▶ [WHAT IS REQUIRED]: The records below must be output exactly, without pictures.

▶ [MATERIAL FOR THIS EXERCISE]:
....
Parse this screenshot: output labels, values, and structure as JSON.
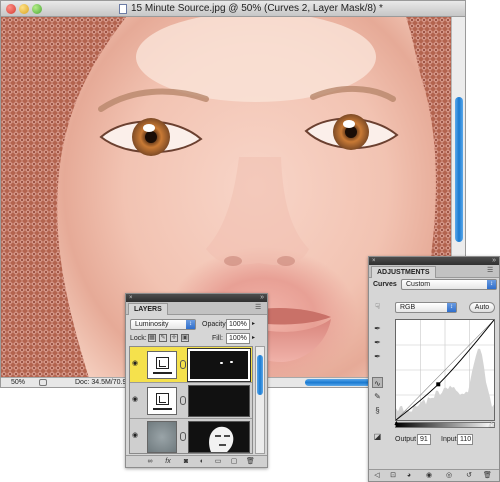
{
  "document": {
    "title": "15 Minute Source.jpg @ 50% (Curves 2, Layer Mask/8) *",
    "zoom": "50%",
    "doc_size": "Doc: 34.5M/70.9",
    "scroll_position_fraction": 0.22
  },
  "layers_panel": {
    "tab": "LAYERS",
    "blend_mode": "Luminosity",
    "opacity_label": "Opacity:",
    "opacity_value": "100%",
    "lock_label": "Lock:",
    "fill_label": "Fill:",
    "fill_value": "100%",
    "layers": [
      {
        "type": "curves-adjustment",
        "selected": true,
        "visible": true,
        "mask": "eye-highlights"
      },
      {
        "type": "curves-adjustment",
        "selected": false,
        "visible": true,
        "mask": "black"
      },
      {
        "type": "image",
        "selected": false,
        "visible": true,
        "mask": "face-silhouette"
      }
    ],
    "footer_icons": [
      "link-icon",
      "fx-icon",
      "mask-icon",
      "adjustment-icon",
      "folder-icon",
      "new-layer-icon",
      "trash-icon"
    ]
  },
  "adjustments_panel": {
    "tab": "ADJUSTMENTS",
    "curves_label": "Curves",
    "preset": "Custom",
    "channel": "RGB",
    "auto_label": "Auto",
    "output_label": "Output",
    "output_value": "91",
    "input_label": "Input",
    "input_value": "110",
    "curve_point": {
      "input": 110,
      "output": 91
    }
  },
  "colors": {
    "selection_yellow": "#f5e14c",
    "accent_blue": "#1a7ad1"
  }
}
....
▶ [FINAL RESULT]:
Parse this screenshot: output labels, values, and structure as JSON.
{
  "document": {
    "title": "15 Minute Source.jpg @ 50% (Curves 2, Layer Mask/8) *",
    "zoom": "50%",
    "doc_size": "Doc: 34.5M/70.9",
    "scroll_position_fraction": 0.22
  },
  "layers_panel": {
    "tab": "LAYERS",
    "blend_mode": "Luminosity",
    "opacity_label": "Opacity:",
    "opacity_value": "100%",
    "lock_label": "Lock:",
    "fill_label": "Fill:",
    "fill_value": "100%",
    "layers": [
      {
        "type": "curves-adjustment",
        "selected": true,
        "visible": true,
        "mask": "eye-highlights"
      },
      {
        "type": "curves-adjustment",
        "selected": false,
        "visible": true,
        "mask": "black"
      },
      {
        "type": "image",
        "selected": false,
        "visible": true,
        "mask": "face-silhouette"
      }
    ],
    "footer_icons": [
      "link-icon",
      "fx-icon",
      "mask-icon",
      "adjustment-icon",
      "folder-icon",
      "new-layer-icon",
      "trash-icon"
    ]
  },
  "adjustments_panel": {
    "tab": "ADJUSTMENTS",
    "curves_label": "Curves",
    "preset": "Custom",
    "channel": "RGB",
    "auto_label": "Auto",
    "output_label": "Output",
    "output_value": "91",
    "input_label": "Input",
    "input_value": "110",
    "curve_point": {
      "input": 110,
      "output": 91
    }
  },
  "colors": {
    "selection_yellow": "#f5e14c",
    "accent_blue": "#1a7ad1"
  }
}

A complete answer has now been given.